*作業指示*: 映画「横道世之介」を紹介する文章を、一字一句変えずに全文書き出しなさい。

*ページ本文*:
>>>
新井英樹さん(漫画家)「横道世之介」(2012年)

 長崎から上京した横道世之介と大学生活1年目に出会う人々のエピソードが描かれている。でも、「ただの青春映画か」なんて敬遠せずに見て欲しい。

 映画は、バブル期の1987年の「現在」が進行し、時折その十数年後の「未来」の場面が挿入される。たとえば、現在の世之介がガールフレンドの祥子ちゃんと大笑いして、大きなハンバーガーをほお張る。その後、未来で大人になった祥子ちゃんが、世之介を思い出しながら、同じしぐさでパンにステーキを挟んで笑っている。未来のラジオニュースで、世之介の職業がカメラマンだと分かる。一方、現在では、アパートの隣人から借り受け、初めてカメラを手にした世之介が、他者から影響を受けた様が映し出される。
<<<
*空間注釈の一覧*:
>>>
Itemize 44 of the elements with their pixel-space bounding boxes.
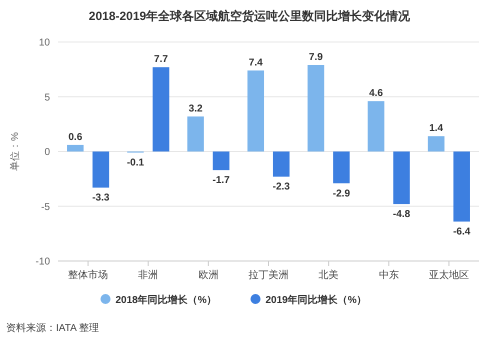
data-label: 7.9 [308,52,324,63]
y-tick-label: 10 [38,38,50,48]
data-label: -1.7 [212,175,230,186]
x-tick-label: 非洲 [138,269,158,281]
bar [67,144,84,152]
data-label: 1.4 [429,123,444,134]
bar [333,152,350,184]
bar [212,152,230,170]
x-tick-label: 北美 [318,269,339,281]
data-label: 3.2 [188,103,203,114]
y-tick-label: 0 [44,147,50,158]
bar [368,101,384,152]
y-tick-label: 5 [44,92,50,104]
legend-label: 2019年同比增长（%） [266,294,367,306]
x-tick-label: 拉丁美洲 [248,269,288,281]
y-axis-title: 单位：% [9,132,21,171]
data-label: -4.8 [392,209,411,220]
data-label: 7.7 [154,54,168,66]
legend-label: 2018年同比增长（%） [116,294,217,306]
bar [187,116,204,152]
data-label: 7.4 [248,57,264,68]
x-tick-label: 亚太地区 [428,269,469,281]
x-tick-label: 中东 [378,269,399,281]
data-label: -2.9 [332,188,350,200]
bar [453,152,470,222]
x-tick-label: 欧洲 [198,269,218,281]
data-label: 0.6 [68,132,83,143]
bar [393,152,410,204]
x-tick-label: 整体市场 [68,269,108,281]
data-label: -2.3 [272,182,290,193]
chart-title: 2018-2019年全球各区域航空货运吨公里数同比增长变化情况 [88,9,412,23]
bar [247,70,264,152]
data-label: -0.1 [126,158,145,169]
bar [92,152,110,188]
data-label: -3.3 [92,192,110,204]
bar [308,64,324,152]
data-label: -6.4 [453,226,471,238]
y-tick-label: -5 [41,202,50,213]
y-tick-label: -10 [36,256,50,268]
bar [272,152,290,177]
text: 资料来源：IATA 整理 [6,322,99,334]
bar [152,67,170,152]
bar [428,136,444,152]
data-label: 4.6 [369,88,384,100]
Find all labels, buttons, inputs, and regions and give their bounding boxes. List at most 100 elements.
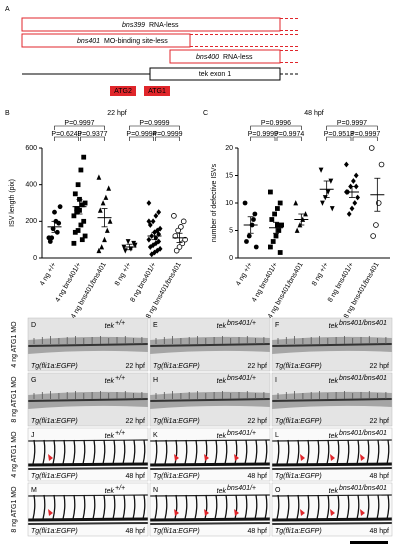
data-point (82, 200, 88, 206)
panel-label: I (275, 377, 277, 384)
comparison-bracket (155, 136, 180, 141)
arrowhead (360, 454, 365, 461)
isv (336, 439, 340, 465)
comparison-bracket (250, 136, 276, 141)
transgene: Tg(fli1a:EGFP) (275, 418, 322, 425)
gene-name: tek (105, 433, 115, 440)
data-point (318, 167, 324, 173)
comparison-bracket (352, 136, 378, 141)
data-point (329, 206, 335, 212)
gene-name: tek (217, 488, 227, 495)
genotype: bns401/+ (227, 320, 256, 327)
data-point (157, 225, 163, 232)
aorta (27, 517, 149, 522)
vein (149, 522, 271, 525)
p-value: P=0.9994 (126, 131, 156, 138)
genotype: +/+ (115, 430, 125, 437)
genotype: bns401/bns401 (339, 485, 387, 492)
vein (271, 467, 393, 470)
construct-desc: RNA-less (223, 54, 253, 61)
gene-name: tek (329, 488, 339, 495)
transgene: Tg(fli1a:EGFP) (275, 363, 322, 370)
construct-name: bns400 (196, 54, 219, 61)
p-value: P=0.9974 (274, 131, 304, 138)
image-border (27, 372, 149, 427)
data-point (352, 200, 358, 206)
data-point (328, 178, 334, 184)
data-point (173, 247, 180, 254)
genotype: bns401/bns401 (339, 320, 387, 327)
data-point (277, 200, 283, 206)
row-label: 8 ng ATG1 MO (11, 486, 18, 533)
isv (336, 494, 340, 520)
data-point (268, 189, 273, 195)
transgene: Tg(fli1a:EGFP) (31, 418, 78, 425)
data-point (74, 209, 80, 215)
chart-title: 48 hpf (304, 110, 324, 117)
data-point (373, 222, 379, 228)
aorta (149, 462, 271, 467)
isv (174, 439, 178, 465)
transgene: Tg(fli1a:EGFP) (275, 528, 322, 535)
p-value: P=0.9996 (261, 120, 291, 127)
isv (42, 494, 46, 520)
panel-label: J (31, 432, 35, 439)
panel-label: L (275, 432, 279, 439)
isv (92, 494, 96, 520)
isv (194, 494, 198, 520)
isv (244, 439, 248, 465)
genotype: +/+ (115, 320, 125, 327)
image-border (271, 317, 393, 372)
comparison-bracket (250, 125, 302, 130)
timepoint: 22 hpf (370, 363, 390, 370)
y-tick-label: 600 (25, 145, 37, 152)
isv (244, 494, 248, 520)
vessel (27, 343, 149, 347)
scale-bar (350, 541, 388, 544)
isv (224, 494, 228, 520)
arrowhead (174, 509, 179, 516)
data-point (275, 222, 280, 228)
data-point (378, 161, 385, 168)
panel-label: F (275, 322, 279, 329)
data-point (175, 227, 181, 234)
micrograph (149, 372, 271, 427)
micrograph (149, 482, 271, 537)
genotype: bns401/+ (227, 430, 256, 437)
image-border (271, 482, 393, 537)
micrograph (27, 427, 149, 482)
timepoint: 48 hpf (370, 528, 390, 535)
isv (306, 494, 310, 520)
data-point (75, 228, 81, 233)
isv (164, 439, 168, 465)
transgene: Tg(fli1a:EGFP) (275, 473, 322, 480)
comparison-bracket (54, 136, 79, 141)
gene-name: tek (217, 323, 227, 330)
isv (326, 494, 330, 520)
data-point (251, 217, 256, 222)
data-point (182, 236, 188, 243)
data-point (71, 240, 77, 246)
data-point (132, 242, 138, 249)
panel-label: N (153, 487, 158, 494)
data-point (253, 244, 259, 250)
data-point (180, 218, 187, 225)
isv (132, 494, 136, 520)
image-border (149, 482, 271, 537)
chart-title: 22 hpf (107, 110, 127, 117)
vessel (271, 343, 393, 347)
p-value: P=0.9999 (139, 120, 169, 127)
data-point (146, 200, 152, 206)
isv (194, 439, 198, 465)
data-point (71, 213, 77, 219)
micrograph (271, 317, 393, 372)
isv (72, 439, 76, 465)
vein (27, 522, 149, 525)
isv (366, 439, 370, 465)
image-border (149, 372, 271, 427)
dlav (27, 439, 149, 442)
transgene: Tg(fli1a:EGFP) (153, 418, 200, 425)
transgene: Tg(fli1a:EGFP) (153, 528, 200, 535)
data-point (81, 218, 87, 224)
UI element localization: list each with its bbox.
<<<
*解答全文*:
新井英樹さん(漫画家)「横道世之介」(2012年)

 長崎から上京した横道世之介と大学生活1年目に出会う人々のエピソードが描かれている。でも、「ただの青春映画か」なんて敬遠せずに見て欲しい。

 映画は、バブル期の1987年の「現在」が進行し、時折その十数年後の「未来」の場面が挿入される。たとえば、現在の世之介がガールフレンドの祥子ちゃんと大笑いして、大きなハンバーガーをほお張る。その後、未来で大人になった祥子ちゃんが、世之介を思い出しながら、同じしぐさでパンにステーキを挟んで笑っている。未来のラジオニュースで、世之介の職業がカメラマンだと分かる。一方、現在では、アパートの隣人から借り受け、初めてカメラを手にした世之介が、他者から影響を受けた様が映し出される。